Extracted information →

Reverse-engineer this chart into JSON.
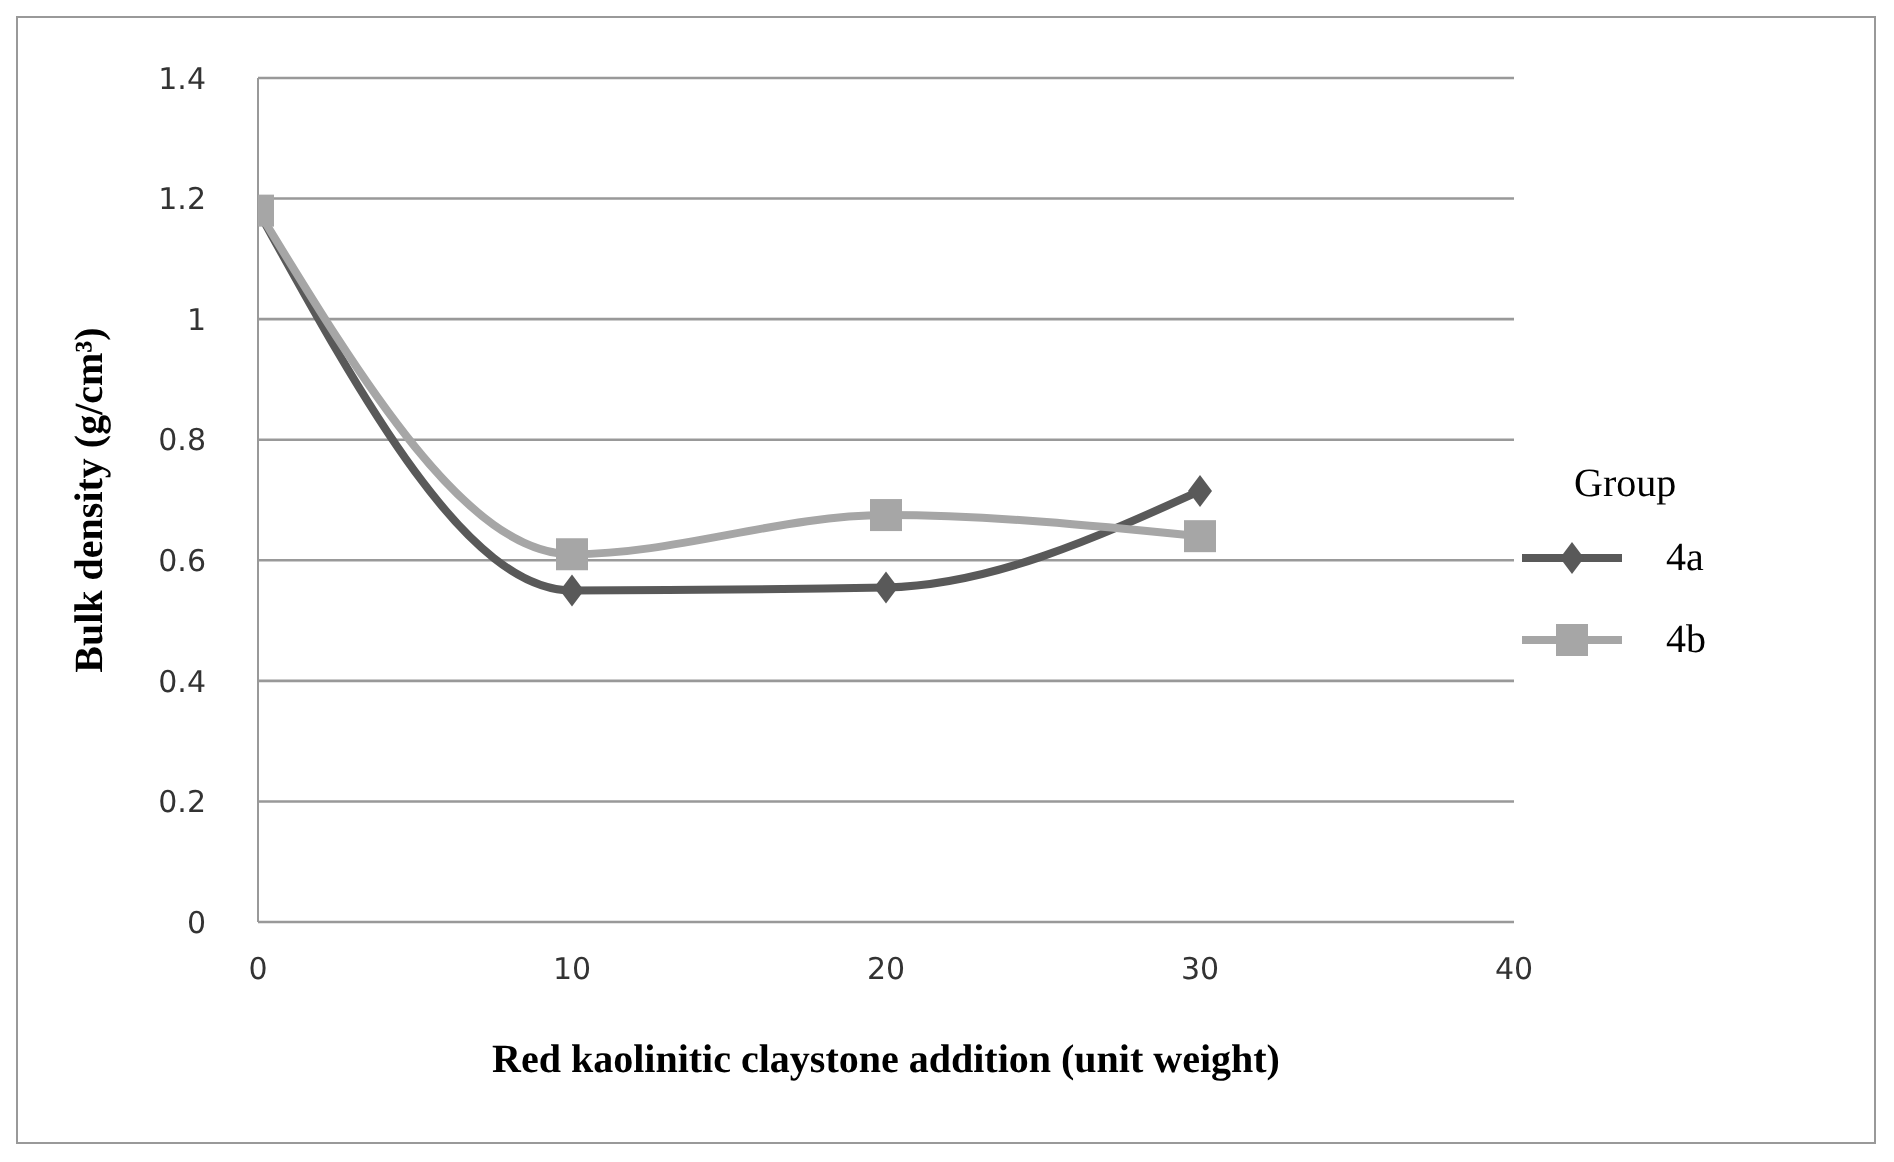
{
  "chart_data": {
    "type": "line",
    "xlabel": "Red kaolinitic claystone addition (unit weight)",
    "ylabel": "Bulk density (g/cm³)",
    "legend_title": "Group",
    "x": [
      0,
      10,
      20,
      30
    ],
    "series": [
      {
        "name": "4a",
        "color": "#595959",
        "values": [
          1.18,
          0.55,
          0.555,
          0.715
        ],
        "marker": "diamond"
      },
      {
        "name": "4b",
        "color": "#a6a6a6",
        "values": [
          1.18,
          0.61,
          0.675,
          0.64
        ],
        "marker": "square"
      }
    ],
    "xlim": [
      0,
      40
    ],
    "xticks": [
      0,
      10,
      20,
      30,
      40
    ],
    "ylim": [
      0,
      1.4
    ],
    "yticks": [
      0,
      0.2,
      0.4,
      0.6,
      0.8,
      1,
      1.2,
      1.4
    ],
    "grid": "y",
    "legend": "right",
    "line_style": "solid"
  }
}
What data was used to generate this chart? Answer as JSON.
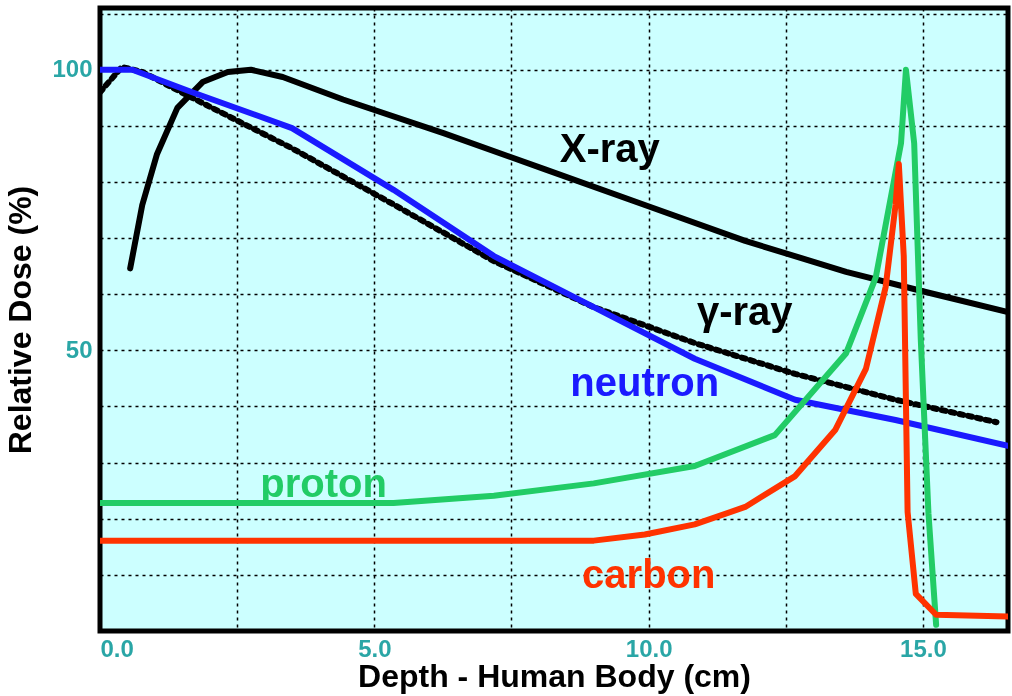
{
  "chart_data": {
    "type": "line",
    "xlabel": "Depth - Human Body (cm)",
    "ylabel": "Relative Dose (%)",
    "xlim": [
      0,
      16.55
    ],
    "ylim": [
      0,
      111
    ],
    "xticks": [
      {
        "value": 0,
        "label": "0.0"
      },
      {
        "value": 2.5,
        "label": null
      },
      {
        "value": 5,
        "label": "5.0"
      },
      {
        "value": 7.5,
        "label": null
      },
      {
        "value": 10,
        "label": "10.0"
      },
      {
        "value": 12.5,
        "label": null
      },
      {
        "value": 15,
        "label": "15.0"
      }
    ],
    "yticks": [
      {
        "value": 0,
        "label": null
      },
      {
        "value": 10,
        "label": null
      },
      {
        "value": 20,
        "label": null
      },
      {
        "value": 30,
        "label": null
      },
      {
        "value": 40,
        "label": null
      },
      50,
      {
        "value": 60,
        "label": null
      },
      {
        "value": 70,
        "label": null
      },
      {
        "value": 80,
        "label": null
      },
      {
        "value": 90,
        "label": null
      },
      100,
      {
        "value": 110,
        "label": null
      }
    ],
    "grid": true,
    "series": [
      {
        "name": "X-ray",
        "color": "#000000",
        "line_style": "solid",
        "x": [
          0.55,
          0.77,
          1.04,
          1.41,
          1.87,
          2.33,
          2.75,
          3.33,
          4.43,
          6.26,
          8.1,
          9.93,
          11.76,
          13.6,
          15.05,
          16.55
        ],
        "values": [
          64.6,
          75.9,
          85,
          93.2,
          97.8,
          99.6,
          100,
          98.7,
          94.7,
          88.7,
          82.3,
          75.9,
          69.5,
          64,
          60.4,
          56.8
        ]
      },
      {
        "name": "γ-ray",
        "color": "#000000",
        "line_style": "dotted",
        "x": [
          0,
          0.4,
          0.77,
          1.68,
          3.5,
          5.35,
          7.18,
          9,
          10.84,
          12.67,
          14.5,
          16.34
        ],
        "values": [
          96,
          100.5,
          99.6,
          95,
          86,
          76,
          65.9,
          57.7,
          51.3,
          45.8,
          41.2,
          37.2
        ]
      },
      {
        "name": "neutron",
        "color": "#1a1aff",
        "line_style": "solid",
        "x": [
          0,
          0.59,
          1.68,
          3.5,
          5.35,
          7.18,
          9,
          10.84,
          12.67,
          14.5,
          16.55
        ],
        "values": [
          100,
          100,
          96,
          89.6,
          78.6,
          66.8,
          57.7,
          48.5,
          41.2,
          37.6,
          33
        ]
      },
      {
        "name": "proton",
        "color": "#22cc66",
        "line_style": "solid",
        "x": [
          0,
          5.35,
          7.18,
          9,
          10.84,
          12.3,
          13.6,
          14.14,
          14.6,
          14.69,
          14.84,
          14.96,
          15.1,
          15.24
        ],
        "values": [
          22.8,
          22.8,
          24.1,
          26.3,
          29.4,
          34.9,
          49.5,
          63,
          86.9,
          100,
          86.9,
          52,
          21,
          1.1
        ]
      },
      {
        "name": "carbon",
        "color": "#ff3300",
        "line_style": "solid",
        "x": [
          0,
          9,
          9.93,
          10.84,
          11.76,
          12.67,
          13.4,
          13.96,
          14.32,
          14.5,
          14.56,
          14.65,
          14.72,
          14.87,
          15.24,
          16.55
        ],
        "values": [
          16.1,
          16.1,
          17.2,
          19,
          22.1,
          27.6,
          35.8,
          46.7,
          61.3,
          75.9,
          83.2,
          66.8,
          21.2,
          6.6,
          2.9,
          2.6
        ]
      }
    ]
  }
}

Work to do → Work out the number of lines in this listing that include the word "color". Reply with that number only.

Result below → 7